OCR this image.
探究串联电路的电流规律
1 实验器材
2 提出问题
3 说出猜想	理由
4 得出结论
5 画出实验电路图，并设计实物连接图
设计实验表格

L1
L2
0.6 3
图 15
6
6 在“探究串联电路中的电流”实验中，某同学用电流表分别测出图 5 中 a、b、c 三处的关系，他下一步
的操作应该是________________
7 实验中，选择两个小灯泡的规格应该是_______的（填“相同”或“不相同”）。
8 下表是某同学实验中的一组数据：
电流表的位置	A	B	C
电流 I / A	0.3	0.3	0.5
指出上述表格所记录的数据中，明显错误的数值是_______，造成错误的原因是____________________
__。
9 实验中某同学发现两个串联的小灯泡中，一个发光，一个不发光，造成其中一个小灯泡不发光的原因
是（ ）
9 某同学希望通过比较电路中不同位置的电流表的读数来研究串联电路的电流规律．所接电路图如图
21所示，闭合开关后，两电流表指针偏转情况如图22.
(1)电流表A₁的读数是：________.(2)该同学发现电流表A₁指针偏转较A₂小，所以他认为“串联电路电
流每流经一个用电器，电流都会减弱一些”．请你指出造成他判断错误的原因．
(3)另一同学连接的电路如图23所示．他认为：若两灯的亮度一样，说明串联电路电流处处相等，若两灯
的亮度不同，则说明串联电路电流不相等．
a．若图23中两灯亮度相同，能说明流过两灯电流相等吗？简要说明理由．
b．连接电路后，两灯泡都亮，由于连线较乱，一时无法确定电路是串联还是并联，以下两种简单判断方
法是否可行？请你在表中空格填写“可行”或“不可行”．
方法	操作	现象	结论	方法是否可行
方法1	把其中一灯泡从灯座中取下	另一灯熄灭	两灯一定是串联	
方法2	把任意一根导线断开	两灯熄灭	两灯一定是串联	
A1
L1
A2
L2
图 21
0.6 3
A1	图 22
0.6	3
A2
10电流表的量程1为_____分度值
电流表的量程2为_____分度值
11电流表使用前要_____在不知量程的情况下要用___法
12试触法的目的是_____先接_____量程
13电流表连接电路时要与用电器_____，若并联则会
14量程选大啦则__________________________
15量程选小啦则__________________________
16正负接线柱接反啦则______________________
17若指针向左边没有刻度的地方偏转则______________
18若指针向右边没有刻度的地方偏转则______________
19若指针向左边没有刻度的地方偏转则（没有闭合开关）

## WHAT IS REQUIRED
Tally the lines of the listing that include "两灯一定是串联". Reply with nothing but the count.

## WRITTEN RESPONSE
2